• [JOB] Transcribe the records that follow, preserving every word.

• [EXTRACTED RECORDS]
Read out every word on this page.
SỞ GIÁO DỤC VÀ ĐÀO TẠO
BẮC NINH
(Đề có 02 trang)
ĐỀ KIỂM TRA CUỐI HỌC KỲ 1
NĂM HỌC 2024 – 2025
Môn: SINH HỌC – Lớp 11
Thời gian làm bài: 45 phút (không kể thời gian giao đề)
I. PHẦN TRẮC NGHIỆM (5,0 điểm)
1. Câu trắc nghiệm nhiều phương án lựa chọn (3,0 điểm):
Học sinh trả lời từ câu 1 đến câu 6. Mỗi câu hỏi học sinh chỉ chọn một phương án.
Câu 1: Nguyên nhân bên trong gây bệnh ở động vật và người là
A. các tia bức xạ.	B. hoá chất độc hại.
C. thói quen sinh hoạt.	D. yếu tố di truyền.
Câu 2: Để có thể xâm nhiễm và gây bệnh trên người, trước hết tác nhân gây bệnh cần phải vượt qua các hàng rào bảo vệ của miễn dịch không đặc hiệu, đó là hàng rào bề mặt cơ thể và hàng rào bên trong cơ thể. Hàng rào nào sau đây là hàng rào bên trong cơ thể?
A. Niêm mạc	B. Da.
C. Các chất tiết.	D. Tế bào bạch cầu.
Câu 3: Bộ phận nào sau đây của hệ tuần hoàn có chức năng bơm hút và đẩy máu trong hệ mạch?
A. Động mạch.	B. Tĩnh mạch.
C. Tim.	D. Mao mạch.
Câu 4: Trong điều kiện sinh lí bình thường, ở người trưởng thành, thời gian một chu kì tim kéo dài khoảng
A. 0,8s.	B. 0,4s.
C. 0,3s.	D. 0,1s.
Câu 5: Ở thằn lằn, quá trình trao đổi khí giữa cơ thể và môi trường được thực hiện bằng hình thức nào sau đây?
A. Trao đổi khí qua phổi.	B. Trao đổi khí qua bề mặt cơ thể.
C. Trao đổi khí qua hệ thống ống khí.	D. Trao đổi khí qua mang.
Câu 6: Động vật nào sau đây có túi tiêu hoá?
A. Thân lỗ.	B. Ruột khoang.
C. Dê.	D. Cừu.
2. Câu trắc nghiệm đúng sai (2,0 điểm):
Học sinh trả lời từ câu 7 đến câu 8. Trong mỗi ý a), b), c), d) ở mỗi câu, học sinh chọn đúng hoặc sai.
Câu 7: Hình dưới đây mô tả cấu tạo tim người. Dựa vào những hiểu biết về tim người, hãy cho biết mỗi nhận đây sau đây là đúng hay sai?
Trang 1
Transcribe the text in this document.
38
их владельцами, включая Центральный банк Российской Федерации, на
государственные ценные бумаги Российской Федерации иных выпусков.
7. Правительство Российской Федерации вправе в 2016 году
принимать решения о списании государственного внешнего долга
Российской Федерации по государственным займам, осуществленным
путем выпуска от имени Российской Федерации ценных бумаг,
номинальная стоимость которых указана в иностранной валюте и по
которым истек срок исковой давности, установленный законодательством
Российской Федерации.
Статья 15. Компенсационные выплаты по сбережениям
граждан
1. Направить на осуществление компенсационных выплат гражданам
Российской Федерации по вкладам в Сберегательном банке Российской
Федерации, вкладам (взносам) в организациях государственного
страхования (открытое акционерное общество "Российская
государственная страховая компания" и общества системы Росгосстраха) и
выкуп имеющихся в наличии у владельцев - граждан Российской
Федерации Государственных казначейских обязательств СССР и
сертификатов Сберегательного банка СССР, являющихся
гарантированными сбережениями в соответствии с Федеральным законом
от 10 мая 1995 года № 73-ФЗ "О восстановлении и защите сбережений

• [WRITTEN RESPONSE]
Read out every word on this page.
SỞ GIÁO DỤC VÀ ĐÀO TẠO
BẮC NINH
(Đề có 02 trang)
ĐỀ KIỂM TRA CUỐI HỌC KỲ 1
NĂM HỌC 2024 – 2025
Môn: SINH HỌC – Lớp 11
Thời gian làm bài: 45 phút (không kể thời gian giao đề)
I. PHẦN TRẮC NGHIỆM (5,0 điểm)
1. Câu trắc nghiệm nhiều phương án lựa chọn (3,0 điểm):
Học sinh trả lời từ câu 1 đến câu 6. Mỗi câu hỏi học sinh chỉ chọn một phương án.
Câu 1: Nguyên nhân bên trong gây bệnh ở động vật và người là
A. các tia bức xạ.	B. hoá chất độc hại.
C. thói quen sinh hoạt.	D. yếu tố di truyền.
Câu 2: Để có thể xâm nhiễm và gây bệnh trên người, trước hết tác nhân gây bệnh cần phải vượt qua các hàng rào bảo vệ của miễn dịch không đặc hiệu, đó là hàng rào bề mặt cơ thể và hàng rào bên trong cơ thể. Hàng rào nào sau đây là hàng rào bên trong cơ thể?
A. Niêm mạc	B. Da.
C. Các chất tiết.	D. Tế bào bạch cầu.
Câu 3: Bộ phận nào sau đây của hệ tuần hoàn có chức năng bơm hút và đẩy máu trong hệ mạch?
A. Động mạch.	B. Tĩnh mạch.
C. Tim.	D. Mao mạch.
Câu 4: Trong điều kiện sinh lí bình thường, ở người trưởng thành, thời gian một chu kì tim kéo dài khoảng
A. 0,8s.	B. 0,4s.
C. 0,3s.	D. 0,1s.
Câu 5: Ở thằn lằn, quá trình trao đổi khí giữa cơ thể và môi trường được thực hiện bằng hình thức nào sau đây?
A. Trao đổi khí qua phổi.	B. Trao đổi khí qua bề mặt cơ thể.
C. Trao đổi khí qua hệ thống ống khí.	D. Trao đổi khí qua mang.
Câu 6: Động vật nào sau đây có túi tiêu hoá?
A. Thân lỗ.	B. Ruột khoang.
C. Dê.	D. Cừu.
2. Câu trắc nghiệm đúng sai (2,0 điểm):
Học sinh trả lời từ câu 7 đến câu 8. Trong mỗi ý a), b), c), d) ở mỗi câu, học sinh chọn đúng hoặc sai.
Câu 7: Hình dưới đây mô tả cấu tạo tim người. Dựa vào những hiểu biết về tim người, hãy cho biết mỗi nhận đây sau đây là đúng hay sai?
Trang 1
Transcribe the text in this document.
38
их владельцами, включая Центральный банк Российской Федерации, на
государственные ценные бумаги Российской Федерации иных выпусков.
7. Правительство Российской Федерации вправе в 2016 году
принимать решения о списании государственного внешнего долга
Российской Федерации по государственным займам, осуществленным
путем выпуска от имени Российской Федерации ценных бумаг,
номинальная стоимость которых указана в иностранной валюте и по
которым истек срок исковой давности, установленный законодательством
Российской Федерации.
Статья 15. Компенсационные выплаты по сбережениям
граждан
1. Направить на осуществление компенсационных выплат гражданам
Российской Федерации по вкладам в Сберегательном банке Российской
Федерации, вкладам (взносам) в организациях государственного
страхования (открытое акционерное общество "Российская
государственная страховая компания" и общества системы Росгосстраха) и
выкуп имеющихся в наличии у владельцев - граждан Российской
Федерации Государственных казначейских обязательств СССР и
сертификатов Сберегательного банка СССР, являющихся
гарантированными сбережениями в соответствии с Федеральным законом
от 10 мая 1995 года № 73-ФЗ "О восстановлении и защите сбережений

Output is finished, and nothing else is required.